YOUR OBJECTIVE: For the records below, say how many lines contain the string "Programa". Give the number only.

RECORDS FOR THIS TASK:
+-------+

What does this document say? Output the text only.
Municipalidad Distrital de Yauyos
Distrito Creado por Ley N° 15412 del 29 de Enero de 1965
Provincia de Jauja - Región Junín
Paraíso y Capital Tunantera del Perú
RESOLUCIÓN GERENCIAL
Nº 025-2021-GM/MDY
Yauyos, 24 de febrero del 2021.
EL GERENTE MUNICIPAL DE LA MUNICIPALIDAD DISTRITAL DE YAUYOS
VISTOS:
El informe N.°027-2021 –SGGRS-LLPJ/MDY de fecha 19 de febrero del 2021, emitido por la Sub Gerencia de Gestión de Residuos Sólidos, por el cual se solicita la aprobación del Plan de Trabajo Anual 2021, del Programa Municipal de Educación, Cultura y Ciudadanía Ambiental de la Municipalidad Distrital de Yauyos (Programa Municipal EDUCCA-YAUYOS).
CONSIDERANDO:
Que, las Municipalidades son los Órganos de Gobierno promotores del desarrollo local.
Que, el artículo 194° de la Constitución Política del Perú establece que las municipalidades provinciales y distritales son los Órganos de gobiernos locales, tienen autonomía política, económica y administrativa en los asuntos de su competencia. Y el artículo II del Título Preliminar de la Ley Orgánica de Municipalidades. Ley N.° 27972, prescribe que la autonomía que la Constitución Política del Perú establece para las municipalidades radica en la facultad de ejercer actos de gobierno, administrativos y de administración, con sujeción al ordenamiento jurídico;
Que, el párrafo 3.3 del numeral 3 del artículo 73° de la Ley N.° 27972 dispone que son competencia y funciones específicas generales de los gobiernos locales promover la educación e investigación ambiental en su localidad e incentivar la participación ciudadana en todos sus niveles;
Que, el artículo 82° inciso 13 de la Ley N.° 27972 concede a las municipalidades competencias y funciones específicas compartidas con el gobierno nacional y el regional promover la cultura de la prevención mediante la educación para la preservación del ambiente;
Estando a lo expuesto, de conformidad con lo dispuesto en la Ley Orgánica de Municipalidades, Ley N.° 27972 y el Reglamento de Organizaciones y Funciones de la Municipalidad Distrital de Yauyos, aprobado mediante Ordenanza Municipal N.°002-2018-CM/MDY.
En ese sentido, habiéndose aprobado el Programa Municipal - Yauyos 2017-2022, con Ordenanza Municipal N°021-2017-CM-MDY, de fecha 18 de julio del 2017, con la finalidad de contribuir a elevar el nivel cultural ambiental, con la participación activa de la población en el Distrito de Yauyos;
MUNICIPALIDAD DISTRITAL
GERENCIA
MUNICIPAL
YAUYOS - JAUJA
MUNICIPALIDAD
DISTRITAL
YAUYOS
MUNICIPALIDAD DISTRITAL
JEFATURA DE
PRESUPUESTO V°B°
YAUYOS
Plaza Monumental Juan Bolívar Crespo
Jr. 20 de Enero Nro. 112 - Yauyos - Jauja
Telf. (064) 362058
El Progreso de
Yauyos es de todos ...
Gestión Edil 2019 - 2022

+-------+

OUTPUT FOR THIS TASK: 2